- Aim of the task -
Word for word, transcribe the lines below and drop the pictures.

--- BEGIN Data excerpts ---

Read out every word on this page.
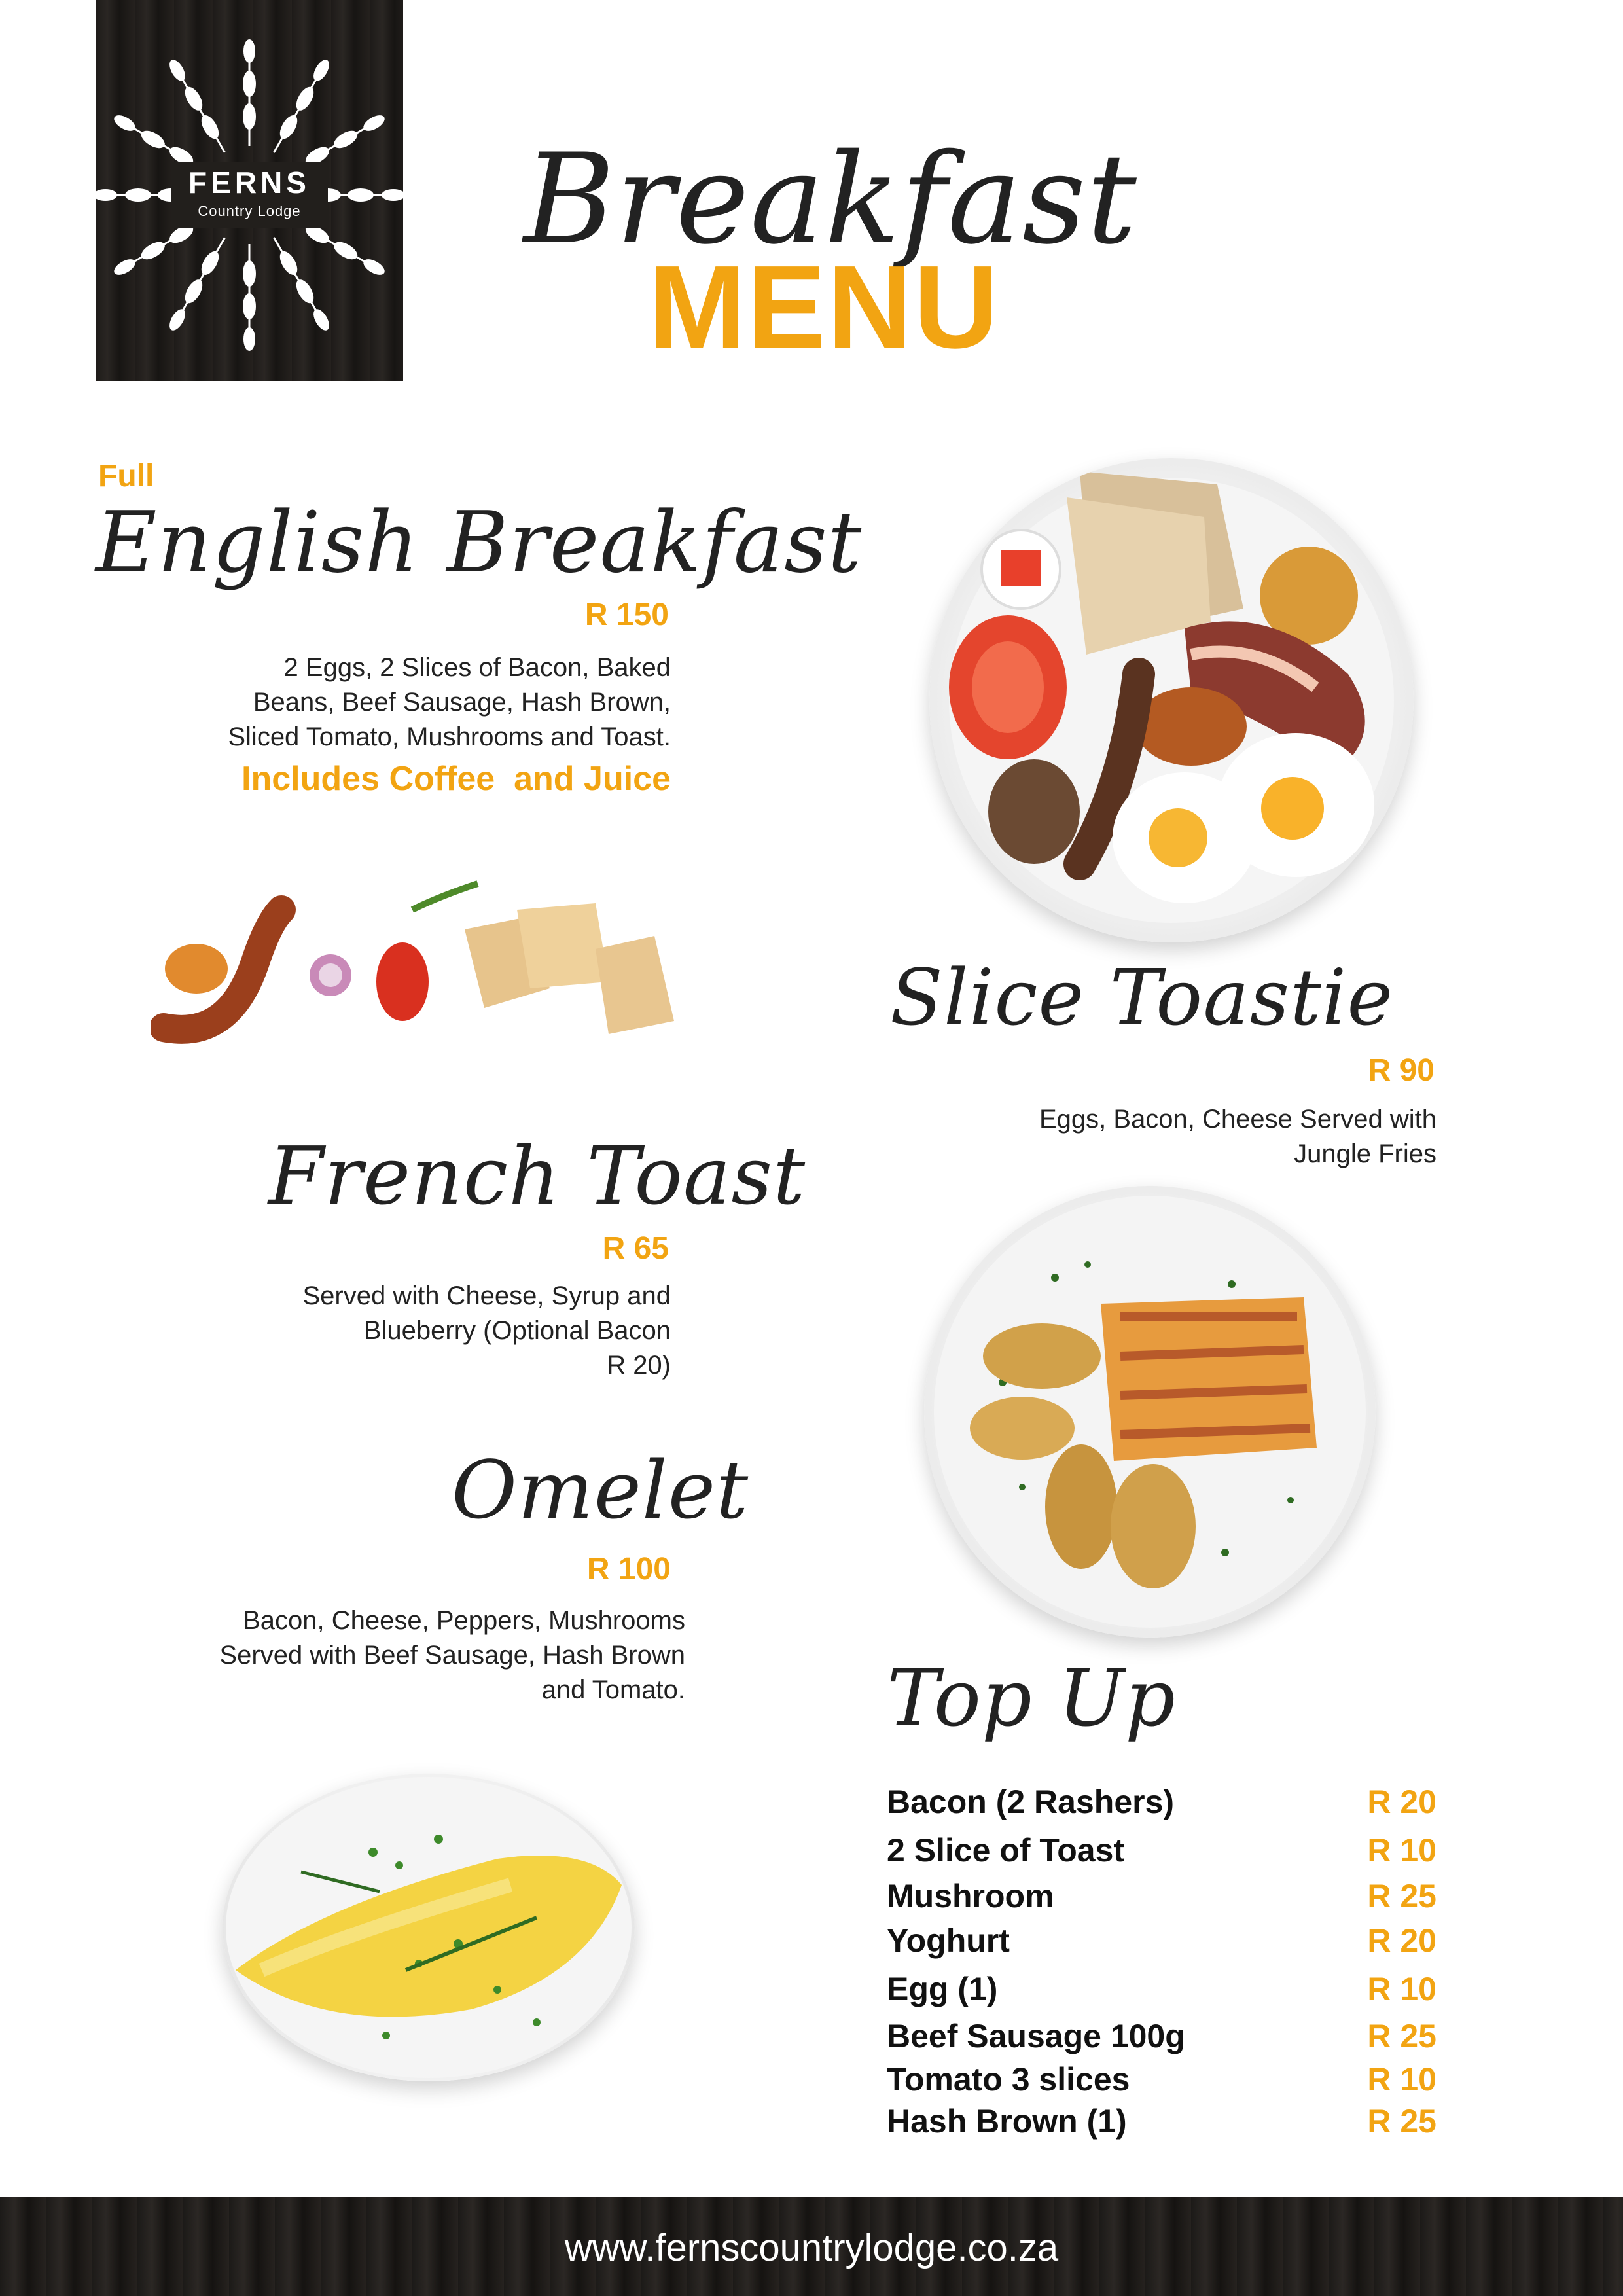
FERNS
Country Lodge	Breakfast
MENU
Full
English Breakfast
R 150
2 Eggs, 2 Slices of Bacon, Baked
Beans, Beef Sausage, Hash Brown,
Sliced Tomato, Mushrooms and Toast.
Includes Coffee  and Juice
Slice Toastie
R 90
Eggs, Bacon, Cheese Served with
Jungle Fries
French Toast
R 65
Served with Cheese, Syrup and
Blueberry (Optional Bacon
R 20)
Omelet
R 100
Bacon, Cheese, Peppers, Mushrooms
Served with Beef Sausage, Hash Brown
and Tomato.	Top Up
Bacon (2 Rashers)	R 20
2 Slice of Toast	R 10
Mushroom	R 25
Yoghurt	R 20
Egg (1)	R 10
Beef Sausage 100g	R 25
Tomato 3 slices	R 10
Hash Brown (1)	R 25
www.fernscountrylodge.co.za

--- END Data excerpts ---

- Exercise answer -
Read out every word on this page.
FERNS
Country Lodge	Breakfast
MENU
Full
English Breakfast
R 150
2 Eggs, 2 Slices of Bacon, Baked
Beans, Beef Sausage, Hash Brown,
Sliced Tomato, Mushrooms and Toast.
Includes Coffee  and Juice
Slice Toastie
R 90
Eggs, Bacon, Cheese Served with
Jungle Fries
French Toast
R 65
Served with Cheese, Syrup and
Blueberry (Optional Bacon
R 20)
Omelet
R 100
Bacon, Cheese, Peppers, Mushrooms
Served with Beef Sausage, Hash Brown
and Tomato.	Top Up
Bacon (2 Rashers)	R 20
2 Slice of Toast	R 10
Mushroom	R 25
Yoghurt	R 20
Egg (1)	R 10
Beef Sausage 100g	R 25
Tomato 3 slices	R 10
Hash Brown (1)	R 25
www.fernscountrylodge.co.za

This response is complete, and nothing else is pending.